[Begin]

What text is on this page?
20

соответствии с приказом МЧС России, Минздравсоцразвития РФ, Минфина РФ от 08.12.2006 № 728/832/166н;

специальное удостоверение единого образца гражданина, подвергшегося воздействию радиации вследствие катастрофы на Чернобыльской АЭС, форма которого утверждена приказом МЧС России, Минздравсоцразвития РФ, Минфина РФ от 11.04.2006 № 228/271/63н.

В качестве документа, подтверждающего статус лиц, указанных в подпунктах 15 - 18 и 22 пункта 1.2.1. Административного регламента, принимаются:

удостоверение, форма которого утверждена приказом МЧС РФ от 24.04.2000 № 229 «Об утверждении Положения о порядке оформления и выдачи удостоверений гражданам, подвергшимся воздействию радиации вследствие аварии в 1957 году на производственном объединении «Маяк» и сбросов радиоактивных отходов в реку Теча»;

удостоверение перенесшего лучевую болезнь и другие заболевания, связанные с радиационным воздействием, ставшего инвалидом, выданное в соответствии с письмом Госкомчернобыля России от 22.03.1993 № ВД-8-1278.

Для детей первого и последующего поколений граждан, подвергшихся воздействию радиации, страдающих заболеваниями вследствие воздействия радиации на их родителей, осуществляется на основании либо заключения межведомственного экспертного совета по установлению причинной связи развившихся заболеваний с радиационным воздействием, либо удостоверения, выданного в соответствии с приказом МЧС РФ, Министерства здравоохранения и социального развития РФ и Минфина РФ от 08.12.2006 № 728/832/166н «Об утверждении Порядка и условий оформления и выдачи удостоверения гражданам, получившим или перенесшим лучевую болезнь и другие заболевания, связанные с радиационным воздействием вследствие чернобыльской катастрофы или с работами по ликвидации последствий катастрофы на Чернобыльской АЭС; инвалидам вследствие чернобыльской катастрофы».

[End]

Every entry above needs to be quoted exactly.

**Solution for this task**
What text is on this page?
20

соответствии с приказом МЧС России, Минздравсоцразвития РФ, Минфина РФ от 08.12.2006 № 728/832/166н;

специальное удостоверение единого образца гражданина, подвергшегося воздействию радиации вследствие катастрофы на Чернобыльской АЭС, форма которого утверждена приказом МЧС России, Минздравсоцразвития РФ, Минфина РФ от 11.04.2006 № 228/271/63н.

В качестве документа, подтверждающего статус лиц, указанных в подпунктах 15 - 18 и 22 пункта 1.2.1. Административного регламента, принимаются:

удостоверение, форма которого утверждена приказом МЧС РФ от 24.04.2000 № 229 «Об утверждении Положения о порядке оформления и выдачи удостоверений гражданам, подвергшимся воздействию радиации вследствие аварии в 1957 году на производственном объединении «Маяк» и сбросов радиоактивных отходов в реку Теча»;

удостоверение перенесшего лучевую болезнь и другие заболевания, связанные с радиационным воздействием, ставшего инвалидом, выданное в соответствии с письмом Госкомчернобыля России от 22.03.1993 № ВД-8-1278.

Для детей первого и последующего поколений граждан, подвергшихся воздействию радиации, страдающих заболеваниями вследствие воздействия радиации на их родителей, осуществляется на основании либо заключения межведомственного экспертного совета по установлению причинной связи развившихся заболеваний с радиационным воздействием, либо удостоверения, выданного в соответствии с приказом МЧС РФ, Министерства здравоохранения и социального развития РФ и Минфина РФ от 08.12.2006 № 728/832/166н «Об утверждении Порядка и условий оформления и выдачи удостоверения гражданам, получившим или перенесшим лучевую болезнь и другие заболевания, связанные с радиационным воздействием вследствие чернобыльской катастрофы или с работами по ликвидации последствий катастрофы на Чернобыльской АЭС; инвалидам вследствие чернобыльской катастрофы».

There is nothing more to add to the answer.